---- Data to use

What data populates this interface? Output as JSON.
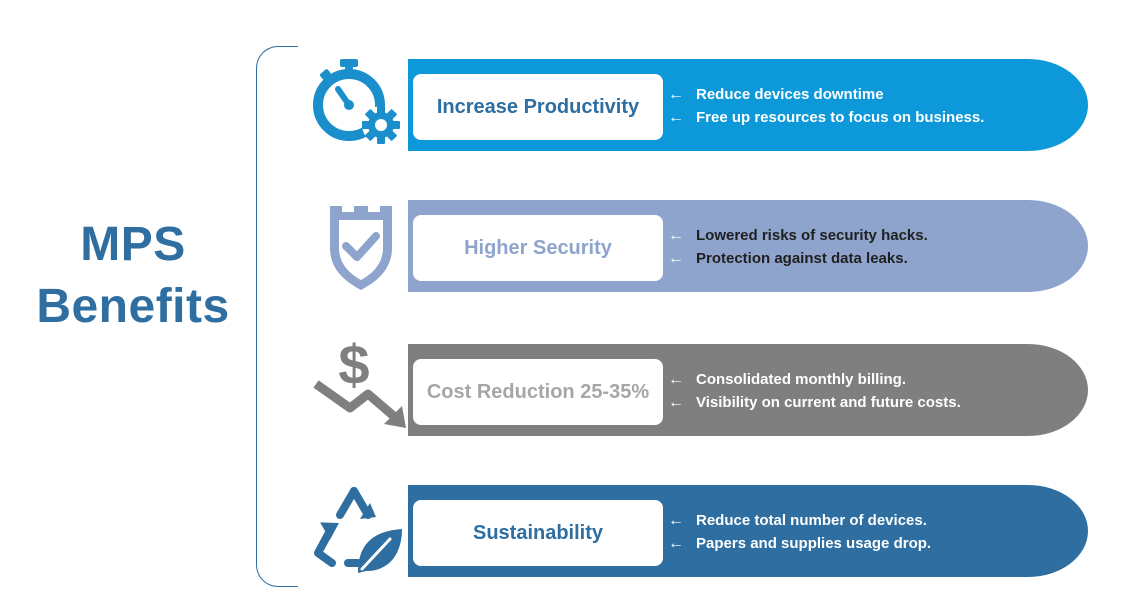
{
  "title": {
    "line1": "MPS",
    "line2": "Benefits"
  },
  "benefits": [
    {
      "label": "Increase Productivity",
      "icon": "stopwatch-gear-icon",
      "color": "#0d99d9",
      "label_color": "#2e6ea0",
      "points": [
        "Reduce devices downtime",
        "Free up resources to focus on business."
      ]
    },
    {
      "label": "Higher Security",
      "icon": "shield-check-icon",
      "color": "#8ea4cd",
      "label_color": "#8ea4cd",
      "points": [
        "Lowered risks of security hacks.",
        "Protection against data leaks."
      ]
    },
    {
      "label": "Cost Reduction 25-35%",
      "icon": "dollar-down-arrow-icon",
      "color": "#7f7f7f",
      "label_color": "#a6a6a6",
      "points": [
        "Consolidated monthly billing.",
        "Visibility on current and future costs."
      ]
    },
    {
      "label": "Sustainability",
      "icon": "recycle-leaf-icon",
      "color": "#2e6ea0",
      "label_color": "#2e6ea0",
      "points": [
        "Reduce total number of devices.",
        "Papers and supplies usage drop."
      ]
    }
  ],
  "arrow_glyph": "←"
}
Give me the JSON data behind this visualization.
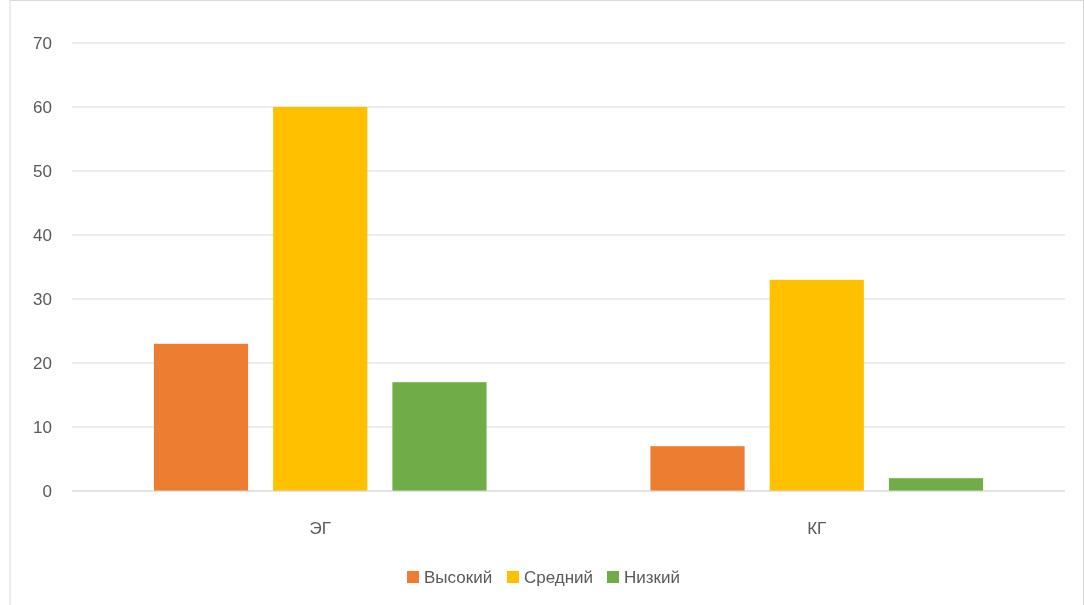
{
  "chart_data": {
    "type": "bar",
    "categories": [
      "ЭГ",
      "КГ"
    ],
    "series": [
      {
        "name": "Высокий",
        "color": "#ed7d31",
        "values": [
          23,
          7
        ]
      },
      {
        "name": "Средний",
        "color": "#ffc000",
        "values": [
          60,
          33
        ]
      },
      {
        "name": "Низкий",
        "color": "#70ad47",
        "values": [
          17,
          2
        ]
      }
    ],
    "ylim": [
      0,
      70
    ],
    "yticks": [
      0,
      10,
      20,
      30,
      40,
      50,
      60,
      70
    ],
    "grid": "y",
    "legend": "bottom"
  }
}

--------

Write out again the lines from the one with "Give me the" through the end of the records exactly, without any of the pictures.

Give me the JSON data behind this visualization.
{
  "chart_data": {
    "type": "bar",
    "categories": [
      "ЭГ",
      "КГ"
    ],
    "series": [
      {
        "name": "Высокий",
        "color": "#ed7d31",
        "values": [
          23,
          7
        ]
      },
      {
        "name": "Средний",
        "color": "#ffc000",
        "values": [
          60,
          33
        ]
      },
      {
        "name": "Низкий",
        "color": "#70ad47",
        "values": [
          17,
          2
        ]
      }
    ],
    "ylim": [
      0,
      70
    ],
    "yticks": [
      0,
      10,
      20,
      30,
      40,
      50,
      60,
      70
    ],
    "grid": "y",
    "legend": "bottom"
  }
}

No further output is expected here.